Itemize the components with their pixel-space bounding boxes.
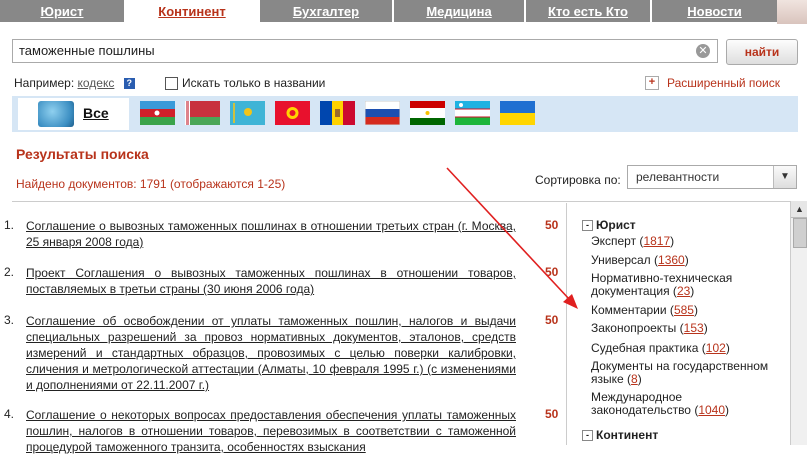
sort-value: релевантности — [636, 170, 720, 184]
group-continent[interactable]: - Континент — [582, 427, 658, 443]
category-count[interactable]: 1817 — [643, 234, 670, 248]
category-label: Комментарии — [591, 303, 667, 317]
results-title: Результаты поиска — [16, 146, 149, 162]
result-score: 50 — [545, 313, 559, 327]
category-label: Универсал — [591, 253, 651, 267]
tab-accountant[interactable]: Бухгалтер — [260, 0, 392, 22]
tajikistan-flag-icon[interactable] — [410, 101, 445, 125]
sort-label: Сортировка по: — [535, 173, 621, 187]
scrollbar-thumb[interactable] — [793, 218, 807, 248]
column-divider — [566, 203, 567, 445]
category-count[interactable]: 8 — [631, 372, 638, 386]
tab-continent[interactable]: Континент — [126, 0, 258, 24]
group-title: Континент — [596, 428, 659, 442]
category-label: Судебная практика — [591, 341, 699, 355]
sidebar-item-comments[interactable]: Комментарии (585) — [591, 304, 698, 317]
scroll-up-icon[interactable]: ▲ — [791, 201, 807, 218]
result-number: 1. — [4, 218, 15, 232]
avatar — [777, 0, 807, 24]
group-title: Юрист — [596, 218, 636, 232]
result-score: 50 — [545, 407, 559, 421]
plus-icon: + — [645, 76, 659, 90]
result-number: 2. — [4, 265, 15, 279]
category-count[interactable]: 585 — [674, 303, 694, 317]
sidebar-item-international[interactable]: Международное законодательство (1040) — [591, 391, 751, 417]
ukraine-flag-icon[interactable] — [500, 101, 535, 125]
country-filter-bar — [12, 96, 798, 132]
result-score: 50 — [545, 218, 559, 232]
tab-who-is-who[interactable]: Кто есть Кто — [526, 0, 650, 22]
search-example: Например: кодекс ? — [14, 76, 135, 90]
all-countries-label: Все — [83, 105, 109, 121]
category-label: Международное законодательство — [591, 390, 691, 417]
belarus-flag-icon[interactable] — [185, 101, 220, 125]
result-link[interactable]: Соглашение об освобождении от уплаты там… — [26, 313, 516, 393]
kyrgyzstan-flag-icon[interactable] — [275, 101, 310, 125]
sidebar-item-normative-tech[interactable]: Нормативно-техническая документация (23) — [591, 272, 761, 298]
title-only-option[interactable]: Искать только в названии — [165, 76, 325, 90]
advanced-search-link[interactable]: + Расширенный поиск — [645, 76, 780, 90]
divider — [12, 201, 793, 202]
advanced-search-label: Расширенный поиск — [667, 76, 780, 90]
category-count[interactable]: 1360 — [658, 253, 685, 267]
result-score: 50 — [545, 265, 559, 279]
product-tabs: Юрист Континент Бухгалтер Медицина Кто е… — [0, 0, 777, 24]
sidebar-item-universal[interactable]: Универсал (1360) — [591, 254, 689, 267]
example-prefix: Например: — [14, 76, 75, 90]
category-count[interactable]: 153 — [684, 321, 704, 335]
uzbekistan-flag-icon[interactable] — [455, 101, 490, 125]
all-countries-button[interactable]: Все — [18, 98, 129, 130]
scrollbar[interactable]: ▲ — [790, 201, 807, 445]
group-jurist[interactable]: - Юрист — [582, 217, 636, 233]
collapse-icon[interactable]: - — [582, 430, 593, 442]
kazakhstan-flag-icon[interactable] — [230, 101, 265, 125]
tab-news[interactable]: Новости — [652, 0, 777, 22]
found-count: Найдено документов: 1791 (отображаются 1… — [16, 177, 286, 191]
chevron-down-icon[interactable]: ▼ — [773, 166, 796, 188]
result-link[interactable]: Проект Соглашения о вывозных таможенных … — [26, 265, 516, 297]
category-count[interactable]: 1040 — [698, 403, 725, 417]
result-number: 3. — [4, 313, 15, 327]
clear-search-icon[interactable]: ✕ — [696, 44, 710, 58]
result-link[interactable]: Соглашение о вывозных таможенных пошлина… — [26, 218, 516, 250]
category-count[interactable]: 102 — [706, 341, 726, 355]
sidebar-item-state-language[interactable]: Документы на государственном языке (8) — [591, 360, 781, 386]
category-label: Эксперт — [591, 234, 637, 248]
azerbaijan-flag-icon[interactable] — [140, 101, 175, 125]
result-link[interactable]: Соглашение о некоторых вопросах предоста… — [26, 407, 516, 455]
sidebar-item-court-practice[interactable]: Судебная практика (102) — [591, 342, 730, 355]
sidebar-item-bills[interactable]: Законопроекты (153) — [591, 322, 708, 335]
category-count[interactable]: 23 — [677, 284, 690, 298]
example-link[interactable]: кодекс — [78, 76, 115, 90]
category-label: Документы на государственном языке — [591, 359, 769, 386]
result-number: 4. — [4, 407, 15, 421]
globe-icon — [38, 101, 74, 127]
title-only-label: Искать только в названии — [182, 76, 326, 90]
category-label: Нормативно-техническая документация — [591, 271, 733, 298]
collapse-icon[interactable]: - — [582, 220, 593, 232]
russia-flag-icon[interactable] — [365, 101, 400, 125]
moldova-flag-icon[interactable] — [320, 101, 355, 125]
title-only-checkbox[interactable] — [165, 76, 178, 90]
tab-medicine[interactable]: Медицина — [394, 0, 524, 22]
help-icon[interactable]: ? — [123, 78, 135, 90]
sidebar-item-expert[interactable]: Эксперт (1817) — [591, 235, 674, 248]
sort-select[interactable]: релевантности ▼ — [627, 165, 797, 189]
tab-jurist[interactable]: Юрист — [0, 0, 124, 22]
find-button[interactable]: найти — [726, 39, 798, 65]
category-label: Законопроекты — [591, 321, 677, 335]
search-input[interactable]: таможенные пошлины — [12, 39, 718, 63]
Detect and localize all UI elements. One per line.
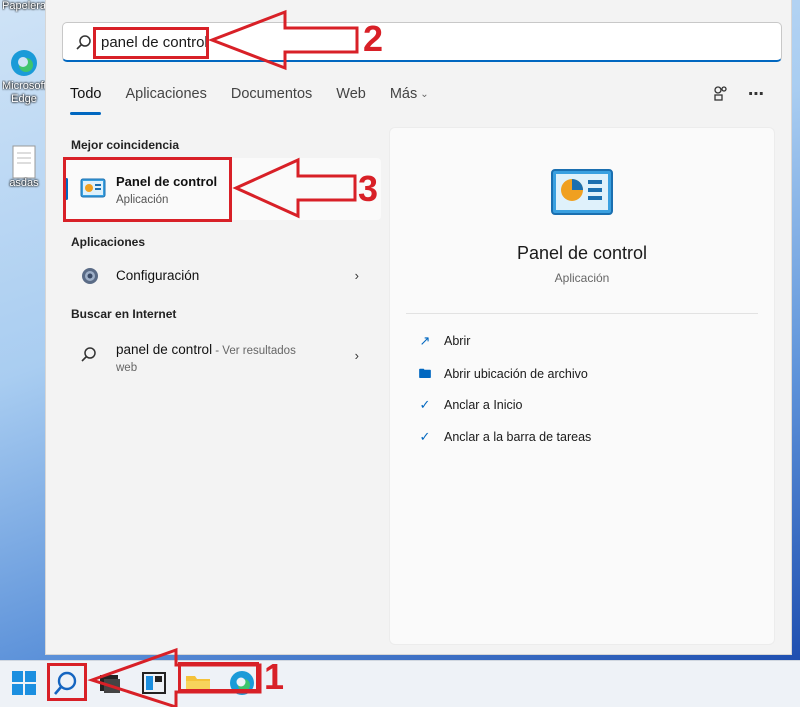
annotation-number-3: 3 [358,168,379,209]
annotation-arrows [87,9,359,707]
arrow-1 [87,647,262,707]
annotation-number-1: 1 [264,656,285,697]
arrow-3 [232,157,357,219]
arrow-2 [207,9,359,71]
annotation-number-2: 2 [363,18,384,59]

--------------------------------

Given exercise: Repeat everything from the line containing "sort-value: релевантности —" down to the line containing "scrollbar-thumb[interactable] — [793, 218, 807, 248]", both included.

Task output:
sort-value: релевантности — [636, 170, 720, 184]
group-continent[interactable]: - Континент — [582, 427, 658, 443]
category-count[interactable]: 1817 — [643, 234, 670, 248]
category-label: Комментарии — [591, 303, 667, 317]
results-title: Результаты поиска — [16, 146, 149, 162]
result-score: 50 — [545, 313, 559, 327]
category-label: Универсал — [591, 253, 651, 267]
tab-accountant[interactable]: Бухгалтер — [260, 0, 392, 22]
tajikistan-flag-icon[interactable] — [410, 101, 445, 125]
sort-label: Сортировка по: — [535, 173, 621, 187]
scrollbar-thumb[interactable] — [793, 218, 807, 248]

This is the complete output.